**What the exercise asks:**
Copy out the complete listing, word for word.

**Information provided:**
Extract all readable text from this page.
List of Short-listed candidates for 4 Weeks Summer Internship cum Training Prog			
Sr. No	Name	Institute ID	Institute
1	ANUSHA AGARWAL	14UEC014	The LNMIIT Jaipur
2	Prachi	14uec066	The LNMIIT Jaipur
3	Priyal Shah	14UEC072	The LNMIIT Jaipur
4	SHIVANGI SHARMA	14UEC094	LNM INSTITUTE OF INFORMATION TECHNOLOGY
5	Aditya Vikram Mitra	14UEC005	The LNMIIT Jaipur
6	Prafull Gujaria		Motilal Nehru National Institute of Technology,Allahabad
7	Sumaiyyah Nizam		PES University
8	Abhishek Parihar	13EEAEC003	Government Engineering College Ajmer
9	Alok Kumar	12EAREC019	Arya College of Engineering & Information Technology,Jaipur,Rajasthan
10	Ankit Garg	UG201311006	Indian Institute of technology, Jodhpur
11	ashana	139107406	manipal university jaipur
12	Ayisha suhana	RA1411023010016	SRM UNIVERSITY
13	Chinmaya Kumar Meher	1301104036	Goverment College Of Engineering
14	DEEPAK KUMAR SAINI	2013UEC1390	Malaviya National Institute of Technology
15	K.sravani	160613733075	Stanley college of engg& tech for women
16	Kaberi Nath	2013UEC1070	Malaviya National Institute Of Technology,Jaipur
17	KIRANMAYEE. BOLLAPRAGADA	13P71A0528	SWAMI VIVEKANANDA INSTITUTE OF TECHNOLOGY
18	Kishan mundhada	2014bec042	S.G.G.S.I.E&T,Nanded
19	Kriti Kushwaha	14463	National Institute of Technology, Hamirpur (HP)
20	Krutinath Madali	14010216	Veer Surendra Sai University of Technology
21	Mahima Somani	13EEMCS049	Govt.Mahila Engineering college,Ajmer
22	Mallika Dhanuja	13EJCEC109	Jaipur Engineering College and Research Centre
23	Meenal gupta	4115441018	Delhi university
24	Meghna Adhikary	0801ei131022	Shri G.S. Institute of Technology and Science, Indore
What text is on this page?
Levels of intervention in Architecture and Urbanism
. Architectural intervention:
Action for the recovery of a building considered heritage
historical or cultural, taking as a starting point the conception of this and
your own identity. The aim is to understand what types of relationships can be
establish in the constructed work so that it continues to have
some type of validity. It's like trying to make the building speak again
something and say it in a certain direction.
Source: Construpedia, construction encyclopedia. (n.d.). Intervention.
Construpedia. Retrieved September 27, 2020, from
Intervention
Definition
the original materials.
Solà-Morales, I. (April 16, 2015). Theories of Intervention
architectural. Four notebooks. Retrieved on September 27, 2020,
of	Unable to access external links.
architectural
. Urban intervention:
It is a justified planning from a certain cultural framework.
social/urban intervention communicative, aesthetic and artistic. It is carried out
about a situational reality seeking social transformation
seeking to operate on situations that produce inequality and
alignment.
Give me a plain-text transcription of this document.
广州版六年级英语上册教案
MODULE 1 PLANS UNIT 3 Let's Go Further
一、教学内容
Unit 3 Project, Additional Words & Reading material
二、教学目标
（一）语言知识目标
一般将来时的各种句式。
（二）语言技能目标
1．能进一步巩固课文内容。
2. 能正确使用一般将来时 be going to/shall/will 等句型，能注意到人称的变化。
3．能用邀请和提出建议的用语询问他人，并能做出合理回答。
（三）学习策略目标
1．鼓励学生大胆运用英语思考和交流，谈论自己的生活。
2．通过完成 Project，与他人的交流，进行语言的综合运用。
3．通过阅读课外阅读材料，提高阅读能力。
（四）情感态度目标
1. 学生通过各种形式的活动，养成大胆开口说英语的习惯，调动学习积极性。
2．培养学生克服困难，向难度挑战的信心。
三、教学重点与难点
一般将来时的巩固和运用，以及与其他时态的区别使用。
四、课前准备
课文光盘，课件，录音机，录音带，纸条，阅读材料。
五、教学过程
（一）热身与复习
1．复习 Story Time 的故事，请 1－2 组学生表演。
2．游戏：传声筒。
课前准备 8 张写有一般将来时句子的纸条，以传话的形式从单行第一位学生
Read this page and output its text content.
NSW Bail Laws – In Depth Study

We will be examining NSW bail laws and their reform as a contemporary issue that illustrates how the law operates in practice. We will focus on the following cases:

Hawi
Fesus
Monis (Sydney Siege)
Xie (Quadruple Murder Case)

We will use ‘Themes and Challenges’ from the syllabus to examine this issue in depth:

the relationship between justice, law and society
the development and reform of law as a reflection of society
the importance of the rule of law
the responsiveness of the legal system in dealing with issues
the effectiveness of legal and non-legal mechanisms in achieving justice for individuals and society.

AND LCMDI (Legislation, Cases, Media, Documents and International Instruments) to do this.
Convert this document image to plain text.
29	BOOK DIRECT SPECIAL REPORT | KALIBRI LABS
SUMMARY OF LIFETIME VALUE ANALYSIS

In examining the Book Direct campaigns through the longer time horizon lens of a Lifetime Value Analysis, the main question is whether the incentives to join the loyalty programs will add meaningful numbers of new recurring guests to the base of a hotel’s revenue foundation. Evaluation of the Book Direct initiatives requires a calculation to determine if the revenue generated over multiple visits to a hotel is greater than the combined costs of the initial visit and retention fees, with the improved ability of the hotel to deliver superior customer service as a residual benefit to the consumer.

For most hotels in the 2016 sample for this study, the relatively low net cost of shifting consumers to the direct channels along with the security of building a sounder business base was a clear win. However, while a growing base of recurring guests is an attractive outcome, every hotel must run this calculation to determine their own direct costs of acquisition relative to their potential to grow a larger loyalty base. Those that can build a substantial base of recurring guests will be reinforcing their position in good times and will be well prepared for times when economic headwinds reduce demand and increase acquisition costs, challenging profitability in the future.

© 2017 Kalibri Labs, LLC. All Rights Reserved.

**Worked answer:**
Extract all readable text from this page.
List of Short-listed candidates for 4 Weeks Summer Internship cum Training Prog			
Sr. No	Name	Institute ID	Institute
1	ANUSHA AGARWAL	14UEC014	The LNMIIT Jaipur
2	Prachi	14uec066	The LNMIIT Jaipur
3	Priyal Shah	14UEC072	The LNMIIT Jaipur
4	SHIVANGI SHARMA	14UEC094	LNM INSTITUTE OF INFORMATION TECHNOLOGY
5	Aditya Vikram Mitra	14UEC005	The LNMIIT Jaipur
6	Prafull Gujaria		Motilal Nehru National Institute of Technology,Allahabad
7	Sumaiyyah Nizam		PES University
8	Abhishek Parihar	13EEAEC003	Government Engineering College Ajmer
9	Alok Kumar	12EAREC019	Arya College of Engineering & Information Technology,Jaipur,Rajasthan
10	Ankit Garg	UG201311006	Indian Institute of technology, Jodhpur
11	ashana	139107406	manipal university jaipur
12	Ayisha suhana	RA1411023010016	SRM UNIVERSITY
13	Chinmaya Kumar Meher	1301104036	Goverment College Of Engineering
14	DEEPAK KUMAR SAINI	2013UEC1390	Malaviya National Institute of Technology
15	K.sravani	160613733075	Stanley college of engg& tech for women
16	Kaberi Nath	2013UEC1070	Malaviya National Institute Of Technology,Jaipur
17	KIRANMAYEE. BOLLAPRAGADA	13P71A0528	SWAMI VIVEKANANDA INSTITUTE OF TECHNOLOGY
18	Kishan mundhada	2014bec042	S.G.G.S.I.E&T,Nanded
19	Kriti Kushwaha	14463	National Institute of Technology, Hamirpur (HP)
20	Krutinath Madali	14010216	Veer Surendra Sai University of Technology
21	Mahima Somani	13EEMCS049	Govt.Mahila Engineering college,Ajmer
22	Mallika Dhanuja	13EJCEC109	Jaipur Engineering College and Research Centre
23	Meenal gupta	4115441018	Delhi university
24	Meghna Adhikary	0801ei131022	Shri G.S. Institute of Technology and Science, Indore
What text is on this page?
Levels of intervention in Architecture and Urbanism
. Architectural intervention:
Action for the recovery of a building considered heritage
historical or cultural, taking as a starting point the conception of this and
your own identity. The aim is to understand what types of relationships can be
establish in the constructed work so that it continues to have
some type of validity. It's like trying to make the building speak again
something and say it in a certain direction.
Source: Construpedia, construction encyclopedia. (n.d.). Intervention.
Construpedia. Retrieved September 27, 2020, from
Intervention
Definition
the original materials.
Solà-Morales, I. (April 16, 2015). Theories of Intervention
architectural. Four notebooks. Retrieved on September 27, 2020,
of	Unable to access external links.
architectural
. Urban intervention:
It is a justified planning from a certain cultural framework.
social/urban intervention communicative, aesthetic and artistic. It is carried out
about a situational reality seeking social transformation
seeking to operate on situations that produce inequality and
alignment.
Give me a plain-text transcription of this document.
广州版六年级英语上册教案
MODULE 1 PLANS UNIT 3 Let's Go Further
一、教学内容
Unit 3 Project, Additional Words & Reading material
二、教学目标
（一）语言知识目标
一般将来时的各种句式。
（二）语言技能目标
1．能进一步巩固课文内容。
2. 能正确使用一般将来时 be going to/shall/will 等句型，能注意到人称的变化。
3．能用邀请和提出建议的用语询问他人，并能做出合理回答。
（三）学习策略目标
1．鼓励学生大胆运用英语思考和交流，谈论自己的生活。
2．通过完成 Project，与他人的交流，进行语言的综合运用。
3．通过阅读课外阅读材料，提高阅读能力。
（四）情感态度目标
1. 学生通过各种形式的活动，养成大胆开口说英语的习惯，调动学习积极性。
2．培养学生克服困难，向难度挑战的信心。
三、教学重点与难点
一般将来时的巩固和运用，以及与其他时态的区别使用。
四、课前准备
课文光盘，课件，录音机，录音带，纸条，阅读材料。
五、教学过程
（一）热身与复习
1．复习 Story Time 的故事，请 1－2 组学生表演。
2．游戏：传声筒。
课前准备 8 张写有一般将来时句子的纸条，以传话的形式从单行第一位学生
Read this page and output its text content.
NSW Bail Laws – In Depth Study

We will be examining NSW bail laws and their reform as a contemporary issue that illustrates how the law operates in practice. We will focus on the following cases:

Hawi
Fesus
Monis (Sydney Siege)
Xie (Quadruple Murder Case)

We will use ‘Themes and Challenges’ from the syllabus to examine this issue in depth:

the relationship between justice, law and society
the development and reform of law as a reflection of society
the importance of the rule of law
the responsiveness of the legal system in dealing with issues
the effectiveness of legal and non-legal mechanisms in achieving justice for individuals and society.

AND LCMDI (Legislation, Cases, Media, Documents and International Instruments) to do this.
Convert this document image to plain text.
29	BOOK DIRECT SPECIAL REPORT | KALIBRI LABS
SUMMARY OF LIFETIME VALUE ANALYSIS

In examining the Book Direct campaigns through the longer time horizon lens of a Lifetime Value Analysis, the main question is whether the incentives to join the loyalty programs will add meaningful numbers of new recurring guests to the base of a hotel’s revenue foundation. Evaluation of the Book Direct initiatives requires a calculation to determine if the revenue generated over multiple visits to a hotel is greater than the combined costs of the initial visit and retention fees, with the improved ability of the hotel to deliver superior customer service as a residual benefit to the consumer.

For most hotels in the 2016 sample for this study, the relatively low net cost of shifting consumers to the direct channels along with the security of building a sounder business base was a clear win. However, while a growing base of recurring guests is an attractive outcome, every hotel must run this calculation to determine their own direct costs of acquisition relative to their potential to grow a larger loyalty base. Those that can build a substantial base of recurring guests will be reinforcing their position in good times and will be well prepared for times when economic headwinds reduce demand and increase acquisition costs, challenging profitability in the future.

© 2017 Kalibri Labs, LLC. All Rights Reserved.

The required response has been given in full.